[AIM OF THE EXERCISE]: Extract, from the records beneath this instruction, each line that contains the word "федерального".

[INPUT]:
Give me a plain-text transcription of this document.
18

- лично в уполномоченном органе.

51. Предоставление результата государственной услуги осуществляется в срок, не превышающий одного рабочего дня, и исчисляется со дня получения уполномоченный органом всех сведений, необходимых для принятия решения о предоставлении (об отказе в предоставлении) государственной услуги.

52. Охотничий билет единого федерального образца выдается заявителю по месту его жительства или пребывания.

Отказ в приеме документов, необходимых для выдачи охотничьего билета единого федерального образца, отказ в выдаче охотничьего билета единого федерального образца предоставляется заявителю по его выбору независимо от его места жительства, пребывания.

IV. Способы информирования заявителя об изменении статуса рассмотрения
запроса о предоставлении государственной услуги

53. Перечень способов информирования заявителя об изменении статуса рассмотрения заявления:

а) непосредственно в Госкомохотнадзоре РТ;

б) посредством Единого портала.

==

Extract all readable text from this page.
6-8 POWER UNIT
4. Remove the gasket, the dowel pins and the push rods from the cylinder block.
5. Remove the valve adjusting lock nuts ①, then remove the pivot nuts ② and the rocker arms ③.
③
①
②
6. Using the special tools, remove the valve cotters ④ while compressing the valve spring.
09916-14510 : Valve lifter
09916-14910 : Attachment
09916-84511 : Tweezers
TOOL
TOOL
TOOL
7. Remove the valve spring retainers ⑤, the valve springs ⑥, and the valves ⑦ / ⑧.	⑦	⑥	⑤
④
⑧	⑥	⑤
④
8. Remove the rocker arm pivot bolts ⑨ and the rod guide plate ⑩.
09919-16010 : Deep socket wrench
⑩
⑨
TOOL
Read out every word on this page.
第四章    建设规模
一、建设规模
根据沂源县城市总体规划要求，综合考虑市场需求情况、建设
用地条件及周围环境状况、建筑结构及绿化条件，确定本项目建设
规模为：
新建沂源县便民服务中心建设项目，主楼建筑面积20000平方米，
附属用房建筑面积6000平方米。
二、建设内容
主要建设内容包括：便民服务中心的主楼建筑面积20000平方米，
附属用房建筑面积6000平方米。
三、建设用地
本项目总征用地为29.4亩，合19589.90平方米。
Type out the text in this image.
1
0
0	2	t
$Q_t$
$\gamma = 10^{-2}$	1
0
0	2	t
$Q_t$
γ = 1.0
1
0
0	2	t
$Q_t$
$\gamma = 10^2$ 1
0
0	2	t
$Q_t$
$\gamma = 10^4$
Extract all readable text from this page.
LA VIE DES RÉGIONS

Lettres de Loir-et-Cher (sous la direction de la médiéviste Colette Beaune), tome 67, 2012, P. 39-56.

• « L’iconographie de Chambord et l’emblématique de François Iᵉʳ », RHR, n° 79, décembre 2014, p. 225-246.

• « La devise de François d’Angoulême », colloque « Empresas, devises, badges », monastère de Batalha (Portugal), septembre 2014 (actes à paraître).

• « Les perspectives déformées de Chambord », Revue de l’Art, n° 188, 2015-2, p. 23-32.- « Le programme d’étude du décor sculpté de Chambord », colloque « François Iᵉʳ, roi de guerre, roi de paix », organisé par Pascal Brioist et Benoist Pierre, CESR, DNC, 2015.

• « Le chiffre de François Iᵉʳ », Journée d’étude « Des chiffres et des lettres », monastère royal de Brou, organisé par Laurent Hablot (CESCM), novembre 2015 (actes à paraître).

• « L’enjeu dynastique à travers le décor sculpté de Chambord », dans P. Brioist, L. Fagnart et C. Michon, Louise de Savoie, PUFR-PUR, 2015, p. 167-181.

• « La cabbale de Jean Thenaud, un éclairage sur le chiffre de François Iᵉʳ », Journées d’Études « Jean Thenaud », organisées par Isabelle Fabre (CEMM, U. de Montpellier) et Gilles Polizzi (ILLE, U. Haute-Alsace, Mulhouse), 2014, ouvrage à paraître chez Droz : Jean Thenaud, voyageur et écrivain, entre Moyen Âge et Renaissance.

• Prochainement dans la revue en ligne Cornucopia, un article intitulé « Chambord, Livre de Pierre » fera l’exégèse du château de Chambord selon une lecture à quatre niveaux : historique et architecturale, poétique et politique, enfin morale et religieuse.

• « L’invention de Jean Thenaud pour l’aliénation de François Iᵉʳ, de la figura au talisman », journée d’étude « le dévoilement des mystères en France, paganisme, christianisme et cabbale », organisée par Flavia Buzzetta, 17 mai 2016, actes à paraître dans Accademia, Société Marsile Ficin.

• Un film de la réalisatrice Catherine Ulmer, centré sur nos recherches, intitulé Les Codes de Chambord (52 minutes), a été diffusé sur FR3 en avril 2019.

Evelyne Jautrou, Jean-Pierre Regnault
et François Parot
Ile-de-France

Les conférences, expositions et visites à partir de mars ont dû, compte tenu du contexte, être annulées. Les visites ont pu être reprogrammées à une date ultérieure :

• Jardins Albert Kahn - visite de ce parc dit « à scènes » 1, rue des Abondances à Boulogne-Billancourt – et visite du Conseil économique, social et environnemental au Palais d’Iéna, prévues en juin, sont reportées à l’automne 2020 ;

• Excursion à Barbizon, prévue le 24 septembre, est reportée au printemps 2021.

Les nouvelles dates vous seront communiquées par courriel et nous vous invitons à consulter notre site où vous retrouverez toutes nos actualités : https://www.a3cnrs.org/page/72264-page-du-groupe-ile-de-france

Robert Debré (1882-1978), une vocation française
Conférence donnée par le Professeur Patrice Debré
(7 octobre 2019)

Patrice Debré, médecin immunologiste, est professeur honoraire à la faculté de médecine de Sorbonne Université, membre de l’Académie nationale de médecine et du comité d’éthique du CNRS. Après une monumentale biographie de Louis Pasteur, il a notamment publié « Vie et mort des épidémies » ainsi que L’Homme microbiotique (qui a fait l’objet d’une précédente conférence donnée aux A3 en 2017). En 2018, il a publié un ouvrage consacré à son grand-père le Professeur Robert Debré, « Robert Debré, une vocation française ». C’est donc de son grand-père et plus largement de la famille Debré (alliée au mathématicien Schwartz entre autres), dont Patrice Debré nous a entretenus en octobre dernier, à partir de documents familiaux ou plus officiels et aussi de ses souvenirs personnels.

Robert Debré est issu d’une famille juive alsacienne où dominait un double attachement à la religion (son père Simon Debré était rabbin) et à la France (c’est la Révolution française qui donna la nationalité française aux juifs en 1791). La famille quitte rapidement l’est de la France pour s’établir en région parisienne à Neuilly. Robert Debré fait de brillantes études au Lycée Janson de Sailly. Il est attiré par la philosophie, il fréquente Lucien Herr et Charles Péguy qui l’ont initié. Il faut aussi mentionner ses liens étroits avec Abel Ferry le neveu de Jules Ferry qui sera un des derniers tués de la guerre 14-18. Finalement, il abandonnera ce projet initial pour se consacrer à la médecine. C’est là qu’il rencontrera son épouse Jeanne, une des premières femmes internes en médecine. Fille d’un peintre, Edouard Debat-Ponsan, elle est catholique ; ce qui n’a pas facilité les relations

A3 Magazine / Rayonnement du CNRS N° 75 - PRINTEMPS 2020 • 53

[ANSWER TO THE EXERCISE]:
52. Охотничий билет единого федерального образца выдается заявителю по месту его жительства или пребывания.
Отказ в приеме документов, необходимых для выдачи охотничьего билета единого федерального образца, отказ в выдаче охотничьего билета единого федерального образца предоставляется заявителю по его выбору независимо от его места жительства, пребывания.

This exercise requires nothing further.